Using the data beneath, show every line that includes the word "title".

====== Supplied data

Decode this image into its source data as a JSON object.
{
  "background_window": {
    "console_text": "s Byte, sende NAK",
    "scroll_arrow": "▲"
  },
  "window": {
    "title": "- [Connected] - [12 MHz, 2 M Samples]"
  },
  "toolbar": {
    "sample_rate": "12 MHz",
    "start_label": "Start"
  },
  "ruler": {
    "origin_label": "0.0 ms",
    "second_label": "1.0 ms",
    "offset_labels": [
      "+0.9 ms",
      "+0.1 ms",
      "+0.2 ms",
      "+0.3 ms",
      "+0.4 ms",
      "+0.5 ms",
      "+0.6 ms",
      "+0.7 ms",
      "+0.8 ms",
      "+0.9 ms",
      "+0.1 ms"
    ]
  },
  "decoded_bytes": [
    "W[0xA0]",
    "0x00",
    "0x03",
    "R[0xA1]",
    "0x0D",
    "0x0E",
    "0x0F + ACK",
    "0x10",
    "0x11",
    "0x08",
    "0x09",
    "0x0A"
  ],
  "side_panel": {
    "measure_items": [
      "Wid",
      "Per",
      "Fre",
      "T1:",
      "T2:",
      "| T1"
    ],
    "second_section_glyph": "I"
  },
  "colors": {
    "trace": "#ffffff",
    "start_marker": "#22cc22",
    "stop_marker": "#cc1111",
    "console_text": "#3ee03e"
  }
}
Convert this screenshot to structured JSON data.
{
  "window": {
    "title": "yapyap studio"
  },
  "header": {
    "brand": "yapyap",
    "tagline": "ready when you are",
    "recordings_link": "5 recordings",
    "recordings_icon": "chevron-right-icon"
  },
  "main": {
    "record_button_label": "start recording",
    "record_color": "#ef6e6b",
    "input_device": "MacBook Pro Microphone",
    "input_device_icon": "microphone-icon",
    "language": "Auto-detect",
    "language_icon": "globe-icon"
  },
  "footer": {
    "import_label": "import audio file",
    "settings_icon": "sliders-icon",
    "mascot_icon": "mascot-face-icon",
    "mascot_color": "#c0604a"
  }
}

============

(Answer to the problem):
    "title": "- [Connected] - [12 MHz, 2 M Samples]"
    "title": "yapyap studio"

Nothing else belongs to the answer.